Short exercise – Pull out every line below containing the word "eſſe".

Saved entries

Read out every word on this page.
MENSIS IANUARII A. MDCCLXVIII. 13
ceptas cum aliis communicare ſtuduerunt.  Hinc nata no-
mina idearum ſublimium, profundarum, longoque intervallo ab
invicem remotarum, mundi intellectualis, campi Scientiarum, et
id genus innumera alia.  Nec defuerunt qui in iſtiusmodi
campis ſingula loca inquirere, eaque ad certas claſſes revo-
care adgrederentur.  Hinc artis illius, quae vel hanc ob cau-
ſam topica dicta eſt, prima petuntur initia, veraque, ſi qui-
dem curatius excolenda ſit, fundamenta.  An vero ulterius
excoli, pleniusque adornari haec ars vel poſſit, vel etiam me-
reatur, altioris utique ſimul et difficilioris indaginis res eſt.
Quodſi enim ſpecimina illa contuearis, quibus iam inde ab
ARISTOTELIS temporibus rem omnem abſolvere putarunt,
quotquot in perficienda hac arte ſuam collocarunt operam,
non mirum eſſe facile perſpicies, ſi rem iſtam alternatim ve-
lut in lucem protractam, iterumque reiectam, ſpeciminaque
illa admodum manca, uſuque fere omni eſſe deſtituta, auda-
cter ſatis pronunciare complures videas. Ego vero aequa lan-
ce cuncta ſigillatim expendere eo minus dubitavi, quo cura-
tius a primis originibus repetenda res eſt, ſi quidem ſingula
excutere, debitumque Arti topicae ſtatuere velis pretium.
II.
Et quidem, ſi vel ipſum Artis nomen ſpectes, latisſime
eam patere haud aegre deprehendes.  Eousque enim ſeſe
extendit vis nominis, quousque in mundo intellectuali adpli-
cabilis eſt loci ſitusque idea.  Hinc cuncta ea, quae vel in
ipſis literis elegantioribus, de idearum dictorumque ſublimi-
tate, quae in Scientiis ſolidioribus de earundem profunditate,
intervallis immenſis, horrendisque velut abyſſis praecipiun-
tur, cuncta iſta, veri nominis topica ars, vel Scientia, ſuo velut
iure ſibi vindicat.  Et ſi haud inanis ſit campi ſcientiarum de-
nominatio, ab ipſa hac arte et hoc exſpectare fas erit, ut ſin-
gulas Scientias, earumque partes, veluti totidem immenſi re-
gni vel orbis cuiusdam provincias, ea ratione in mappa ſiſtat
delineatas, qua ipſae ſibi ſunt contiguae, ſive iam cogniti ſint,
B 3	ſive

Answer to this problem –
non mirum eſſe facile perſpicies, ſi rem iſtam alternatim ve-
illa admodum manca, uſuque fere omni eſſe deſtituta, auda-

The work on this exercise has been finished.